Exercise description: Find each line holding "Smallest" and copy it out.

Information provided:
▽

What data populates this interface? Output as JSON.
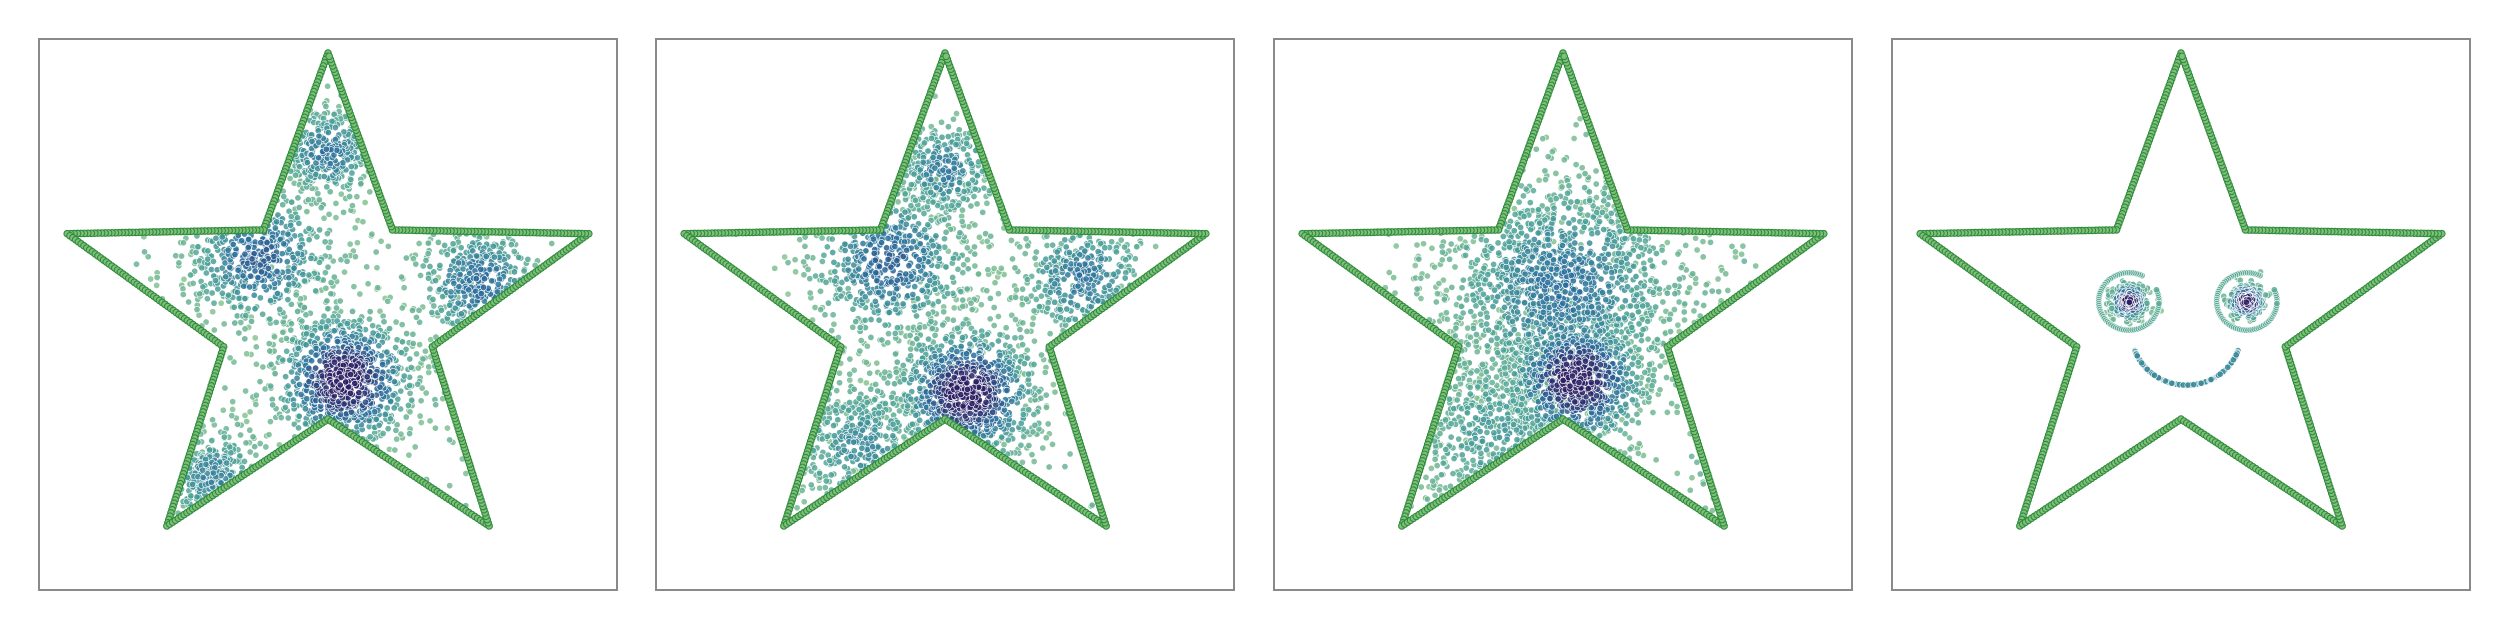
{
  "chart_data": [
    {
      "type": "scatter",
      "title": "",
      "xlim": [
        -1.05,
        1.05
      ],
      "ylim": [
        -1.05,
        1.05
      ],
      "grid": false,
      "boundary": {
        "shape": "five-pointed-star",
        "outer_radius": 1.0,
        "inner_radius": 0.4,
        "color": "#2e8b3a",
        "fill_color": "#7fbf7b"
      },
      "series": [
        {
          "colormap": "crest",
          "clusters": [
            {
              "center": [
                0.06,
                -0.25
              ],
              "spread": 0.13,
              "count": 900,
              "intensity": 1.0
            },
            {
              "center": [
                -0.25,
                0.22
              ],
              "spread": 0.14,
              "count": 500,
              "intensity": 0.65
            },
            {
              "center": [
                0.55,
                0.12
              ],
              "spread": 0.12,
              "count": 320,
              "intensity": 0.6
            },
            {
              "center": [
                0.0,
                0.62
              ],
              "spread": 0.09,
              "count": 320,
              "intensity": 0.55
            },
            {
              "center": [
                -0.42,
                -0.62
              ],
              "spread": 0.1,
              "count": 250,
              "intensity": 0.45
            }
          ],
          "noise_count": 200
        }
      ]
    },
    {
      "type": "scatter",
      "title": "",
      "xlim": [
        -1.05,
        1.05
      ],
      "ylim": [
        -1.05,
        1.05
      ],
      "grid": false,
      "boundary": {
        "shape": "five-pointed-star",
        "outer_radius": 1.0,
        "inner_radius": 0.4,
        "color": "#2e8b3a",
        "fill_color": "#7fbf7b"
      },
      "series": [
        {
          "colormap": "crest",
          "clusters": [
            {
              "center": [
                0.08,
                -0.3
              ],
              "spread": 0.13,
              "count": 900,
              "intensity": 1.0
            },
            {
              "center": [
                -0.2,
                0.2
              ],
              "spread": 0.15,
              "count": 550,
              "intensity": 0.65
            },
            {
              "center": [
                0.5,
                0.14
              ],
              "spread": 0.12,
              "count": 320,
              "intensity": 0.55
            },
            {
              "center": [
                0.0,
                0.55
              ],
              "spread": 0.1,
              "count": 300,
              "intensity": 0.5
            },
            {
              "center": [
                -0.3,
                -0.5
              ],
              "spread": 0.14,
              "count": 350,
              "intensity": 0.4
            }
          ],
          "noise_count": 250
        }
      ]
    },
    {
      "type": "scatter",
      "title": "",
      "xlim": [
        -1.05,
        1.05
      ],
      "ylim": [
        -1.05,
        1.05
      ],
      "grid": false,
      "boundary": {
        "shape": "five-pointed-star",
        "outer_radius": 1.0,
        "inner_radius": 0.4,
        "color": "#2e8b3a",
        "fill_color": "#7fbf7b"
      },
      "series": [
        {
          "colormap": "crest",
          "clusters": [
            {
              "center": [
                0.05,
                -0.25
              ],
              "spread": 0.13,
              "count": 800,
              "intensity": 1.0
            },
            {
              "center": [
                0.0,
                0.1
              ],
              "spread": 0.22,
              "count": 1400,
              "intensity": 0.55
            },
            {
              "center": [
                -0.25,
                -0.45
              ],
              "spread": 0.18,
              "count": 450,
              "intensity": 0.3
            }
          ],
          "noise_count": 250
        }
      ]
    },
    {
      "type": "scatter",
      "title": "",
      "xlim": [
        -1.05,
        1.05
      ],
      "ylim": [
        -1.05,
        1.05
      ],
      "grid": false,
      "boundary": {
        "shape": "five-pointed-star",
        "outer_radius": 1.0,
        "inner_radius": 0.4,
        "color": "#2e8b3a",
        "fill_color": "#7fbf7b"
      },
      "series": [
        {
          "colormap": "crest",
          "clusters": [
            {
              "center": [
                -0.19,
                0.05
              ],
              "spread": 0.035,
              "count": 260,
              "intensity": 1.0
            },
            {
              "center": [
                0.24,
                0.05
              ],
              "spread": 0.035,
              "count": 260,
              "intensity": 1.0
            }
          ],
          "rings": [
            {
              "center": [
                -0.19,
                0.05
              ],
              "radius": 0.11,
              "count": 90,
              "intensity": 0.25
            },
            {
              "center": [
                0.24,
                0.05
              ],
              "radius": 0.11,
              "count": 90,
              "intensity": 0.25
            }
          ],
          "arcs": [
            {
              "center": [
                0.02,
                -0.07
              ],
              "radius": 0.2,
              "from_deg": 200,
              "to_deg": 340,
              "count": 140,
              "intensity": 0.4
            }
          ],
          "noise_count": 0
        }
      ]
    }
  ]
}
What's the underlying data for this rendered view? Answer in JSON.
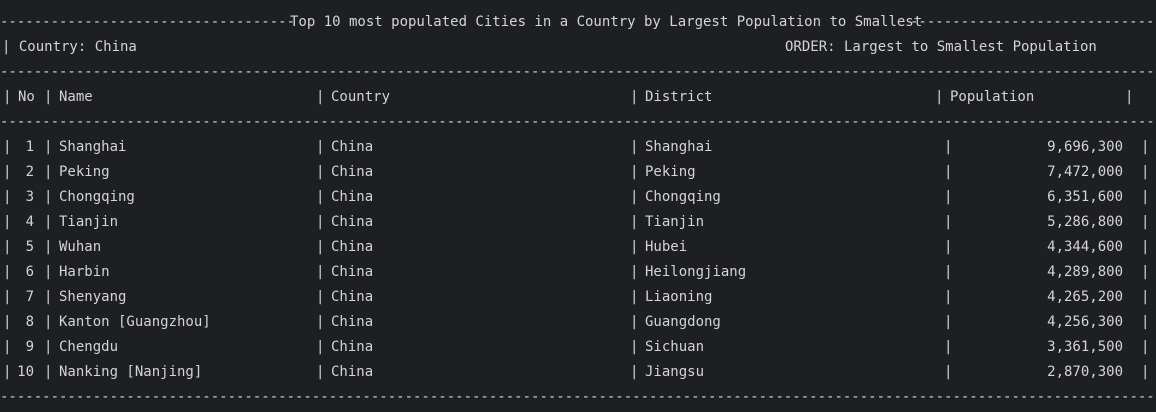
{
  "header": {
    "title": "Top 10 most populated Cities in a Country by Largest Population to Smallest",
    "country_label": "| Country: China",
    "order_label": "ORDER: Largest to Smallest Population"
  },
  "columns": {
    "no": "No",
    "name": "Name",
    "country": "Country",
    "district": "District",
    "population": "Population"
  },
  "rows": [
    {
      "no": "1",
      "name": "Shanghai",
      "country": "China",
      "district": "Shanghai",
      "population": "9,696,300"
    },
    {
      "no": "2",
      "name": "Peking",
      "country": "China",
      "district": "Peking",
      "population": "7,472,000"
    },
    {
      "no": "3",
      "name": "Chongqing",
      "country": "China",
      "district": "Chongqing",
      "population": "6,351,600"
    },
    {
      "no": "4",
      "name": "Tianjin",
      "country": "China",
      "district": "Tianjin",
      "population": "5,286,800"
    },
    {
      "no": "5",
      "name": "Wuhan",
      "country": "China",
      "district": "Hubei",
      "population": "4,344,600"
    },
    {
      "no": "6",
      "name": "Harbin",
      "country": "China",
      "district": "Heilongjiang",
      "population": "4,289,800"
    },
    {
      "no": "7",
      "name": "Shenyang",
      "country": "China",
      "district": "Liaoning",
      "population": "4,265,200"
    },
    {
      "no": "8",
      "name": "Kanton [Guangzhou]",
      "country": "China",
      "district": "Guangdong",
      "population": "4,256,300"
    },
    {
      "no": "9",
      "name": "Chengdu",
      "country": "China",
      "district": "Sichuan",
      "population": "3,361,500"
    },
    {
      "no": "10",
      "name": "Nanking [Nanjing]",
      "country": "China",
      "district": "Jiangsu",
      "population": "2,870,300"
    }
  ]
}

△

Right answer:
    "title": "Top 10 most populated Cities in a Country by Largest Population to Smallest",
    "order_label": "ORDER: Largest to Smallest Population"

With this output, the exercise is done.